[[ Data provided, beginning ]]

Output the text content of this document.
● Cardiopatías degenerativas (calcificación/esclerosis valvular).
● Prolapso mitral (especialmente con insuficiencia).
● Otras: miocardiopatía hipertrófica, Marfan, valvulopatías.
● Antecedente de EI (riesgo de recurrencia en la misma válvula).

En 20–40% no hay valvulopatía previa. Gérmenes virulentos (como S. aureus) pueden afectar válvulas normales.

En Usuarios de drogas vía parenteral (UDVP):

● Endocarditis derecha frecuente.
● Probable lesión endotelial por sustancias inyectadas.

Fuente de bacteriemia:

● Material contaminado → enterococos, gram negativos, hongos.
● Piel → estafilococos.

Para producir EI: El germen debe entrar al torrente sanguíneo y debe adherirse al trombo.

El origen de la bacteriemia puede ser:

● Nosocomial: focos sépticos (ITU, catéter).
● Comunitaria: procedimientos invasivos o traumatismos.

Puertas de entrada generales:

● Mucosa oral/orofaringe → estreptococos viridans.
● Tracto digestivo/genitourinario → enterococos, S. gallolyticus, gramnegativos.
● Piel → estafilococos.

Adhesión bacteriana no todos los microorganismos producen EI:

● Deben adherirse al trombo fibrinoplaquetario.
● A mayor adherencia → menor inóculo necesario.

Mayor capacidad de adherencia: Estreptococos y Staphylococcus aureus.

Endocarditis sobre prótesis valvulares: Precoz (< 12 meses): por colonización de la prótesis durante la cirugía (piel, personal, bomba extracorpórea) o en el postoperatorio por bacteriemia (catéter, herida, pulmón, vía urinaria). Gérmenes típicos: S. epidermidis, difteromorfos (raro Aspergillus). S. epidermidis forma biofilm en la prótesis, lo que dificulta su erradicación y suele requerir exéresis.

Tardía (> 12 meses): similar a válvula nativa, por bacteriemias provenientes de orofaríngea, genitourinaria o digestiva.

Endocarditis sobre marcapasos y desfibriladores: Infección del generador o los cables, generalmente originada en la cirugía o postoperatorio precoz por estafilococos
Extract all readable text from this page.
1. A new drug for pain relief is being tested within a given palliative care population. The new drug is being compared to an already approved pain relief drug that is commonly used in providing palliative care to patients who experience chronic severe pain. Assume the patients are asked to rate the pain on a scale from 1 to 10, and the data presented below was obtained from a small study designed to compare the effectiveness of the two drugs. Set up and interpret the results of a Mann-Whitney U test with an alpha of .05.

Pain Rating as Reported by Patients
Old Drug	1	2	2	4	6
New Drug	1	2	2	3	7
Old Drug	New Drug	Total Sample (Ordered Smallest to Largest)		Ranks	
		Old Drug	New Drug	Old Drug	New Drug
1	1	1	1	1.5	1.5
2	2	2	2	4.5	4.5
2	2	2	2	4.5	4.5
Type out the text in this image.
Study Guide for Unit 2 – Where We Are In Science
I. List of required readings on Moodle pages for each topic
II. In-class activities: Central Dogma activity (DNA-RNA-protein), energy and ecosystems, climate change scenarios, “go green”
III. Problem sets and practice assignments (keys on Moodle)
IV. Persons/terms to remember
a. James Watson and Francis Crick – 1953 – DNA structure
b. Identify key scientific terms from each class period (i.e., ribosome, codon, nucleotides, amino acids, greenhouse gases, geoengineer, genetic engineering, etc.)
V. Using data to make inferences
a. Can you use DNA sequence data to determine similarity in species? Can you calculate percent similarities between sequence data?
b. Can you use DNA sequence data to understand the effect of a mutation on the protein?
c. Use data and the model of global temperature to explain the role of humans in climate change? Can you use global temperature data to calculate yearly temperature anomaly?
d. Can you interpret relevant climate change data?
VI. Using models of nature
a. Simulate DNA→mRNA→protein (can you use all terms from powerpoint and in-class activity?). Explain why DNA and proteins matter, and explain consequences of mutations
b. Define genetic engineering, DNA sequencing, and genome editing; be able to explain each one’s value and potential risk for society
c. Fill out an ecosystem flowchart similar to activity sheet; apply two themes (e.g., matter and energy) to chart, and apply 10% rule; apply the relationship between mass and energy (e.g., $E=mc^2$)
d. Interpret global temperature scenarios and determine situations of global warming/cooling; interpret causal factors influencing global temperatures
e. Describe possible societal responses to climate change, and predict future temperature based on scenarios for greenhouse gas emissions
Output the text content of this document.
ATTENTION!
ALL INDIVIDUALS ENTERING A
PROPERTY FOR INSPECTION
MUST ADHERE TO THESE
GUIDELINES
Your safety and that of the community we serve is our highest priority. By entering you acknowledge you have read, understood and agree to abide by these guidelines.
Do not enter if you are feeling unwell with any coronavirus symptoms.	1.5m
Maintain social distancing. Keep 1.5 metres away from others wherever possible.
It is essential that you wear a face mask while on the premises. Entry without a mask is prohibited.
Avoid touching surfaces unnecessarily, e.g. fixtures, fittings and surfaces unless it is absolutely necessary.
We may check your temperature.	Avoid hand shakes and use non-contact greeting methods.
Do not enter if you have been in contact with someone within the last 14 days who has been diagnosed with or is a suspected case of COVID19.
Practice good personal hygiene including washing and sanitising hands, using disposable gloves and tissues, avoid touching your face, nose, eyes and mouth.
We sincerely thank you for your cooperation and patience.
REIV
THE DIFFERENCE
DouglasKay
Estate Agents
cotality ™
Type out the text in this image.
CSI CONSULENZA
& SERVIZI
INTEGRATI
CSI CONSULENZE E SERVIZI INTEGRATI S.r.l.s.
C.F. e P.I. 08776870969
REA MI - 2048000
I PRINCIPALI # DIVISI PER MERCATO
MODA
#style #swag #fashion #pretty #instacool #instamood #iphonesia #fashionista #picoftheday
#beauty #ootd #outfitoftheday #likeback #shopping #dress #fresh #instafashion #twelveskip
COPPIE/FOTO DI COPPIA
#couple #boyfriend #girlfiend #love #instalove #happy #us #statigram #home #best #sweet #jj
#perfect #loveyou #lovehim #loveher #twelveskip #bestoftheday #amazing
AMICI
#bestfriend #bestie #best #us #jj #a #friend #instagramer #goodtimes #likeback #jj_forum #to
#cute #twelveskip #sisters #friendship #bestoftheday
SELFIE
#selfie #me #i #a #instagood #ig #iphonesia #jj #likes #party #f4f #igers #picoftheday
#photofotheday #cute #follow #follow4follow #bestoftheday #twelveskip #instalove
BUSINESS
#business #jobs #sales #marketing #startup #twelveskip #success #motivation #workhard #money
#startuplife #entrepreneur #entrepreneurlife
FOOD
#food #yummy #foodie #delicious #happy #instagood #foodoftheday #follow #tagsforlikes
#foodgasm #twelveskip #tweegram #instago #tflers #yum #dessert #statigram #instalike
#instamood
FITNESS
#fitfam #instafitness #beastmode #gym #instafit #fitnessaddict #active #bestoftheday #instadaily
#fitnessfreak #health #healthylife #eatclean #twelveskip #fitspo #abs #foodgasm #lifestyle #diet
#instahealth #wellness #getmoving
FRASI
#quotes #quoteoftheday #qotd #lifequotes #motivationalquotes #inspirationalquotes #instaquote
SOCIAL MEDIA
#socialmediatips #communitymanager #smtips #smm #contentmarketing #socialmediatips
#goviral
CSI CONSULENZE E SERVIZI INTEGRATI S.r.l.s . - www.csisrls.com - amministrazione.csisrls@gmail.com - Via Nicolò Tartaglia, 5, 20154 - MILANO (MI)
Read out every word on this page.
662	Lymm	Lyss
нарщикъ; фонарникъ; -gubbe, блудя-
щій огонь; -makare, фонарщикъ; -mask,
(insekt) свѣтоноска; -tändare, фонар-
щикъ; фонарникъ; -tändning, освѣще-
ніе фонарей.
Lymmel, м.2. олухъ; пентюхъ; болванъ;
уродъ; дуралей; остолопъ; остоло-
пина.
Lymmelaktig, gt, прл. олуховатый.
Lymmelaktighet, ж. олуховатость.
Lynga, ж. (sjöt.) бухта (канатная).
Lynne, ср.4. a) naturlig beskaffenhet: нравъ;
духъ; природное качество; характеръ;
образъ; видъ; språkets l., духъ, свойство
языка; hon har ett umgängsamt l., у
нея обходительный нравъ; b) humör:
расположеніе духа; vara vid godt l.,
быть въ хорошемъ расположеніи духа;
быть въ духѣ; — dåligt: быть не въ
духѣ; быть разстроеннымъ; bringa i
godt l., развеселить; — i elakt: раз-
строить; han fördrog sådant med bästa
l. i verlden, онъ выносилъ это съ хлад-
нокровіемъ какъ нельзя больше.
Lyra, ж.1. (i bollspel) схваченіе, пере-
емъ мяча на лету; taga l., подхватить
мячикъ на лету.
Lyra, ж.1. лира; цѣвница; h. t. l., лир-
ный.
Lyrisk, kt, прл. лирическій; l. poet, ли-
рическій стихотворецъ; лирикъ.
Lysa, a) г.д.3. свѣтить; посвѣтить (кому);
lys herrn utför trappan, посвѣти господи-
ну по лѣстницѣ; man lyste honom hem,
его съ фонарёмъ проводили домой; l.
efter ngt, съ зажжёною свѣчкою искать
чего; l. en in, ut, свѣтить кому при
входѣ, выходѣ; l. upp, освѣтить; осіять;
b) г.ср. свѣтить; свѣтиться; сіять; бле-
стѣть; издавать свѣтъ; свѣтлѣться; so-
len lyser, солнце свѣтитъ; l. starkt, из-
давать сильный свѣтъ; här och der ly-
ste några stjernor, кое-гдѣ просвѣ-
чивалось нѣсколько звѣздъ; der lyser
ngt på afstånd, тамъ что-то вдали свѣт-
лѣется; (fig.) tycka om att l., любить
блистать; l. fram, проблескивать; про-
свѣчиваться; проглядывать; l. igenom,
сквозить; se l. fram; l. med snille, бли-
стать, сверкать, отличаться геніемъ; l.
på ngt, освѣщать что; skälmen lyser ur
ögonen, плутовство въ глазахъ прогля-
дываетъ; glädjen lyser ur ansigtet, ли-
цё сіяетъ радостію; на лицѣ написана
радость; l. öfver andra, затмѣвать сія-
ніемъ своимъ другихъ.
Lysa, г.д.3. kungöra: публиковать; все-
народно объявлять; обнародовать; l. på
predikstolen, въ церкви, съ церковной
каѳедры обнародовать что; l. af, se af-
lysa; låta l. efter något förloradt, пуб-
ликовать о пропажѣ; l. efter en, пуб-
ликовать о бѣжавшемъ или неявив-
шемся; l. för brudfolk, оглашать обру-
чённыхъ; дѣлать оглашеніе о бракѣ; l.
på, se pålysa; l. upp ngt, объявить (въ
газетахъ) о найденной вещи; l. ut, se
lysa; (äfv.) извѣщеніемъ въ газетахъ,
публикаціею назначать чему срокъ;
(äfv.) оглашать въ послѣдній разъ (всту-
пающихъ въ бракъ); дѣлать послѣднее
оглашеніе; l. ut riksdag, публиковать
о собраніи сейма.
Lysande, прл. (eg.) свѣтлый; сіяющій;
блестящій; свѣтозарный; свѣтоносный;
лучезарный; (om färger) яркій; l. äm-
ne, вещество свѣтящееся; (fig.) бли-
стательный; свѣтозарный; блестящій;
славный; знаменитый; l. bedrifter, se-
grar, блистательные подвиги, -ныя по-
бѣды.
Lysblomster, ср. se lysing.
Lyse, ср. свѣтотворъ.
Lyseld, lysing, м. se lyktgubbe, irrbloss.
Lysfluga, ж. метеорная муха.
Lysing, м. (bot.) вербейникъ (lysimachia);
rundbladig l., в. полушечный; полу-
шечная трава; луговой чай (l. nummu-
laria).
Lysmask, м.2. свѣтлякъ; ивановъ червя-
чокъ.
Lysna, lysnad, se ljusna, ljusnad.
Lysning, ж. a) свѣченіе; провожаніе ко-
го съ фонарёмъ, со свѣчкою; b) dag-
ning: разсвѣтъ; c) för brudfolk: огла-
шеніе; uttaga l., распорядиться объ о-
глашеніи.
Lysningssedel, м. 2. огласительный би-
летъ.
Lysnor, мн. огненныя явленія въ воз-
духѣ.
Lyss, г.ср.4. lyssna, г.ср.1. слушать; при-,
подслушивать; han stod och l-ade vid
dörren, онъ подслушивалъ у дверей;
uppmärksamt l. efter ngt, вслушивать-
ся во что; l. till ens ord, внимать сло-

[[ Data provided, end ]]

▶ Work to be completed
Each line above where the word "lyser" occurs should be returned in full.

▶ Answer area
len lyser, солнце свѣтитъ; l. starkt, из-
чивалось нѣсколько звѣздъ; der lyser
på ngt, освѣщать что; skälmen lyser ur
дываетъ; glädjen lyser ur ansigtet, ли-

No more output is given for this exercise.